======== Supplied information

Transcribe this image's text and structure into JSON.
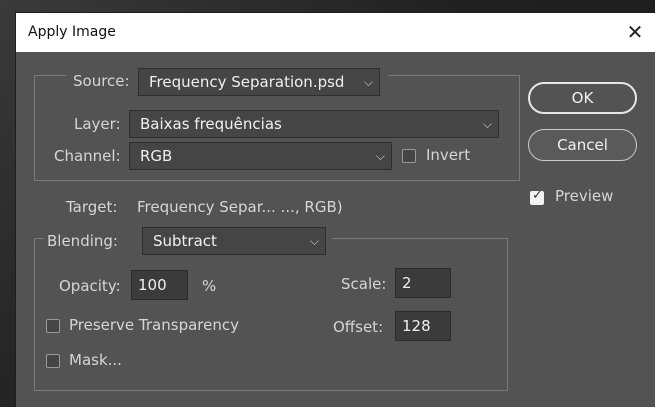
{
  "dialog": {
    "title": "Apply Image",
    "close_glyph": "✕"
  },
  "source": {
    "label": "Source:",
    "file": "Frequency Separation.psd",
    "layer_label": "Layer:",
    "layer": "Baixas frequências",
    "channel_label": "Channel:",
    "channel": "RGB",
    "invert_label": "Invert",
    "invert_checked": false
  },
  "target": {
    "label": "Target:",
    "value": "Frequency Separ... ..., RGB)"
  },
  "blending": {
    "label": "Blending:",
    "mode": "Subtract",
    "opacity_label": "Opacity:",
    "opacity": "100",
    "opacity_unit": "%",
    "scale_label": "Scale:",
    "scale": "2",
    "offset_label": "Offset:",
    "offset": "128",
    "preserve_label": "Preserve Transparency",
    "preserve_checked": false,
    "mask_label": "Mask...",
    "mask_checked": false
  },
  "buttons": {
    "ok": "OK",
    "cancel": "Cancel",
    "preview_label": "Preview",
    "preview_checked": true
  },
  "icons": {
    "dropdown": "chevron-down-icon",
    "close": "close-icon",
    "check": "checkmark-icon"
  },
  "colors": {
    "dialog_bg": "#535353",
    "titlebar_bg": "#ffffff",
    "field_bg": "#454545"
  }
}
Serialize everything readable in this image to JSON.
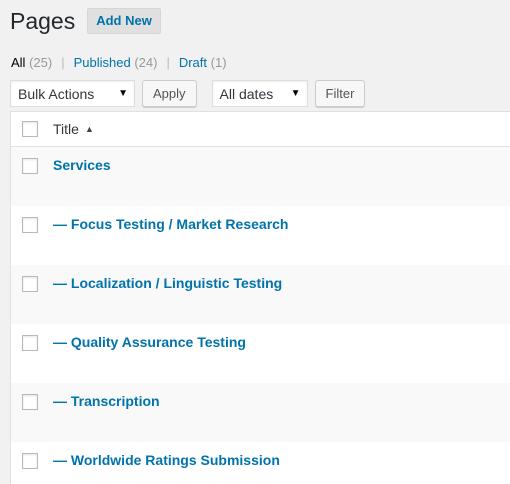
{
  "header": {
    "title": "Pages",
    "add_new_label": "Add New"
  },
  "views": [
    {
      "label": "All",
      "count": "(25)",
      "current": true
    },
    {
      "label": "Published",
      "count": "(24)",
      "current": false
    },
    {
      "label": "Draft",
      "count": "(1)",
      "current": false
    }
  ],
  "tablenav": {
    "bulk_actions": "Bulk Actions",
    "apply_label": "Apply",
    "dates": "All dates",
    "filter_label": "Filter"
  },
  "table": {
    "title_header": "Title",
    "rows": [
      {
        "title": "Services"
      },
      {
        "title": "— Focus Testing / Market Research"
      },
      {
        "title": "— Localization / Linguistic Testing"
      },
      {
        "title": "— Quality Assurance Testing"
      },
      {
        "title": "— Transcription"
      },
      {
        "title": "— Worldwide Ratings Submission"
      }
    ]
  },
  "colors": {
    "link": "#0073aa",
    "background": "#f1f1f1"
  }
}
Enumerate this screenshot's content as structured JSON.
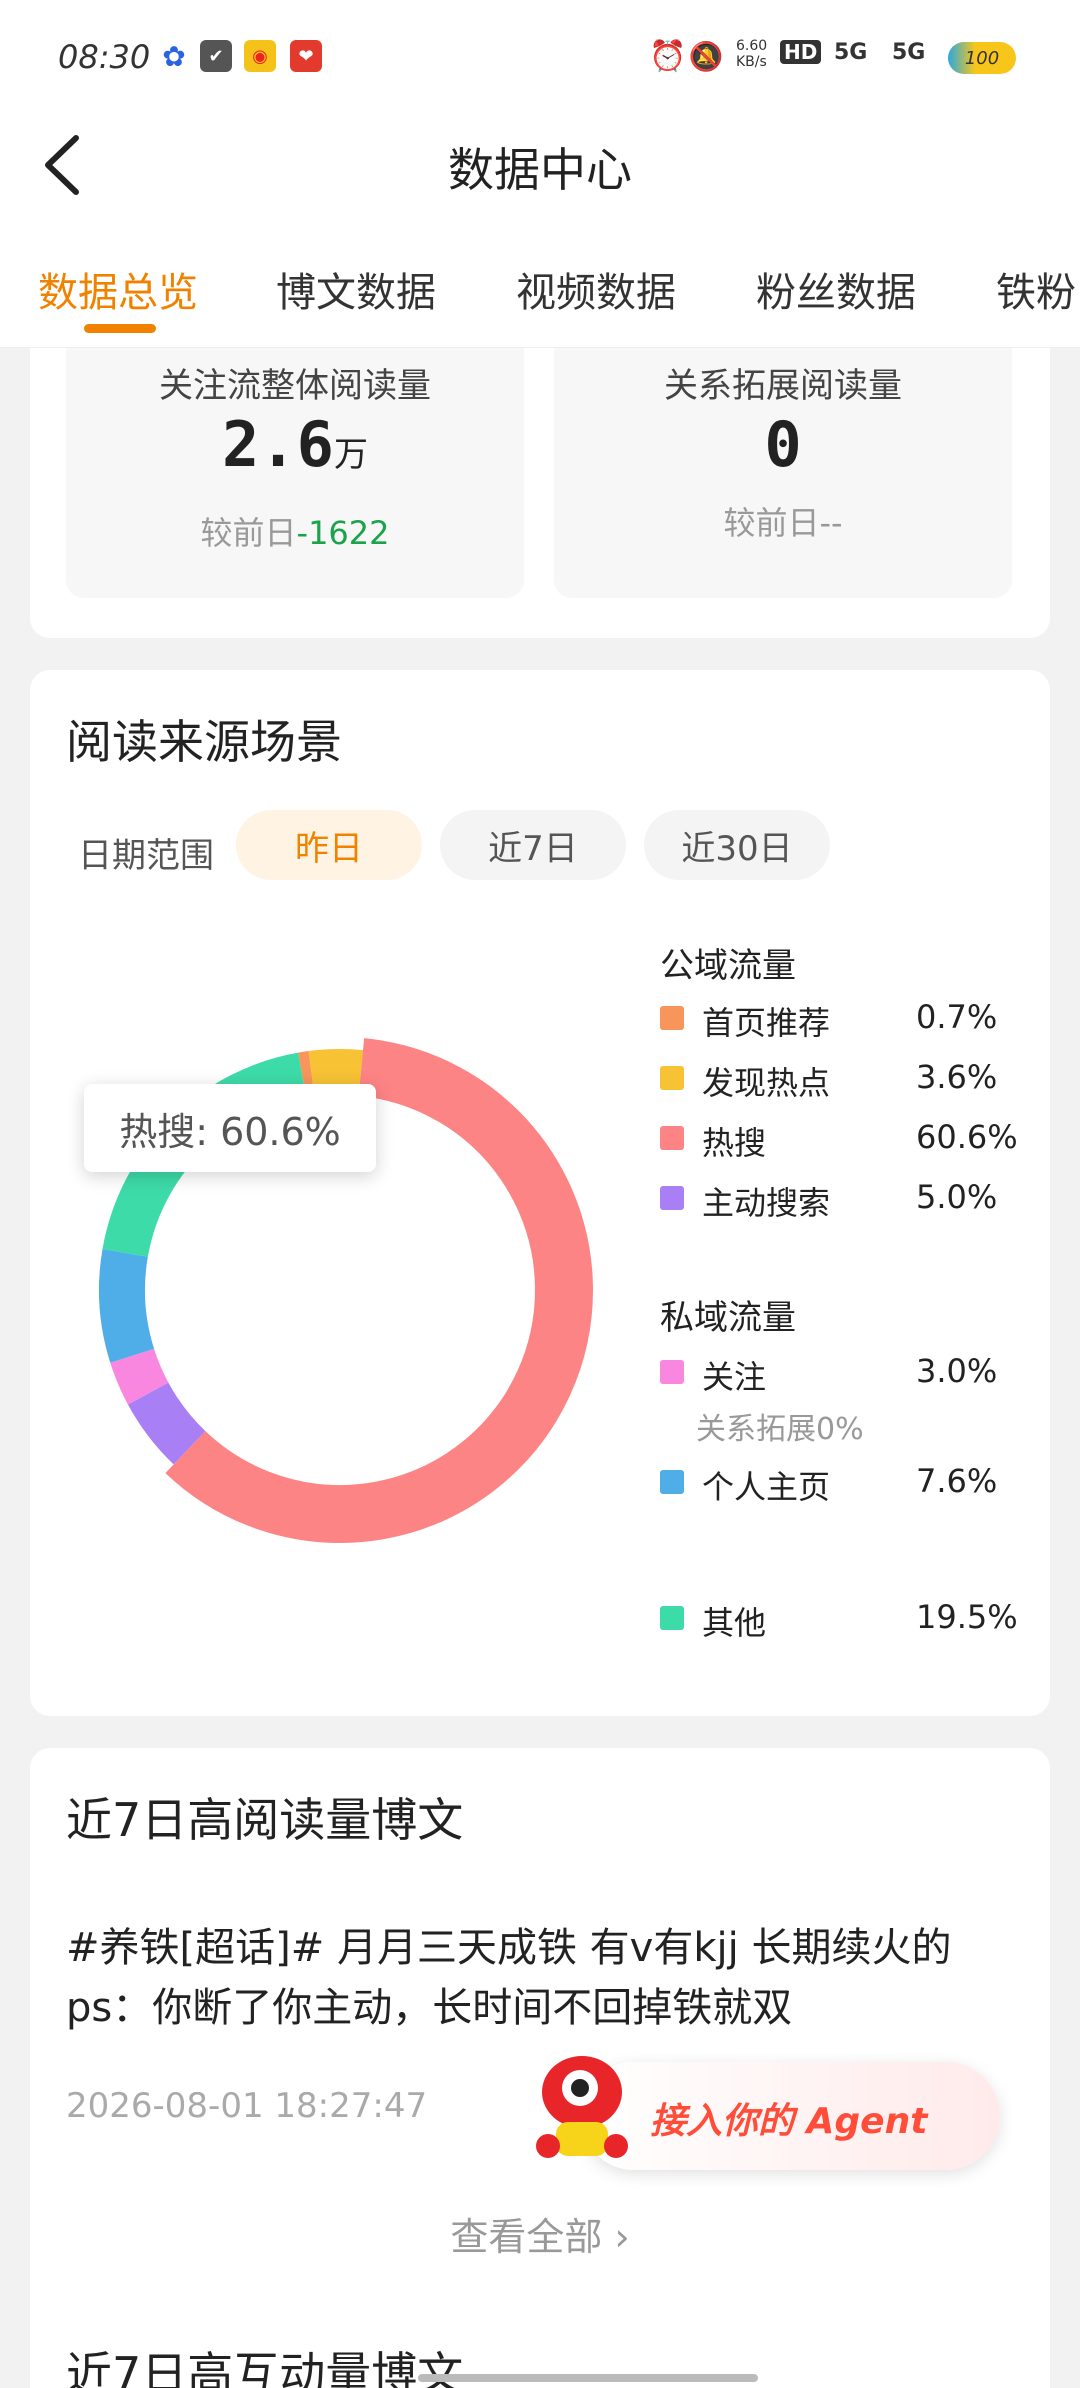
{
  "status_bar": {
    "time": "08:30",
    "net_speed": "6.60\nKB/s",
    "hd": "HD",
    "sig1": "5G",
    "sig2": "5G",
    "battery": "100"
  },
  "header": {
    "title": "数据中心"
  },
  "tabs": [
    {
      "label": "数据总览",
      "active": true
    },
    {
      "label": "博文数据"
    },
    {
      "label": "视频数据"
    },
    {
      "label": "粉丝数据"
    },
    {
      "label": "铁粉"
    }
  ],
  "stats": [
    {
      "label": "关注流整体阅读量",
      "value": "2.6",
      "unit": "万",
      "cmp_prefix": "较前日",
      "cmp_value": "-1622"
    },
    {
      "label": "关系拓展阅读量",
      "value": "0",
      "unit": "",
      "cmp_prefix": "较前日",
      "cmp_value": "--"
    }
  ],
  "read_source": {
    "title": "阅读来源场景",
    "date_label": "日期范围",
    "pills": [
      "昨日",
      "近7日",
      "近30日"
    ],
    "selected_pill": "昨日",
    "tooltip": "热搜: 60.6%",
    "public_heading": "公域流量",
    "private_heading": "私域流量",
    "legend_public": [
      {
        "name": "首页推荐",
        "pct": "0.7%",
        "color": "#f8955a"
      },
      {
        "name": "发现热点",
        "pct": "3.6%",
        "color": "#f7c234"
      },
      {
        "name": "热搜",
        "pct": "60.6%",
        "color": "#fd8484"
      },
      {
        "name": "主动搜索",
        "pct": "5.0%",
        "color": "#a97ff5"
      }
    ],
    "legend_private": [
      {
        "name": "关注",
        "pct": "3.0%",
        "color": "#f987e0"
      },
      {
        "name": "个人主页",
        "pct": "7.6%",
        "color": "#4faee8"
      }
    ],
    "relation_note": "关系拓展0%",
    "legend_other": {
      "name": "其他",
      "pct": "19.5%",
      "color": "#3ddba8"
    }
  },
  "chart_data": {
    "type": "pie",
    "categories": [
      "首页推荐",
      "发现热点",
      "热搜",
      "主动搜索",
      "关注",
      "个人主页",
      "其他"
    ],
    "values": [
      0.7,
      3.6,
      60.6,
      5.0,
      3.0,
      7.6,
      19.5
    ],
    "colors": [
      "#f8955a",
      "#f7c234",
      "#fd8484",
      "#a97ff5",
      "#f987e0",
      "#4faee8",
      "#3ddba8"
    ],
    "highlighted": "热搜"
  },
  "top_posts": {
    "title": "近7日高阅读量博文",
    "post_text": "#养铁[超话]# 月月三天成铁 有v有kjj 长期续火的 ps：你断了你主动，长时间不回掉铁就双",
    "post_time": "2026-08-01 18:27:47",
    "view_all": "查看全部"
  },
  "agent_float": {
    "label": "接入你的 Agent"
  },
  "next_section": {
    "title": "近7日高互动量博文"
  }
}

================

Exercise requirements:
Find the string "Frequency" in the listing and return every line that holds it.

Answer below:
    "file": "Frequency Separation.psd",
    "value": "Frequency Separ... ..., RGB)"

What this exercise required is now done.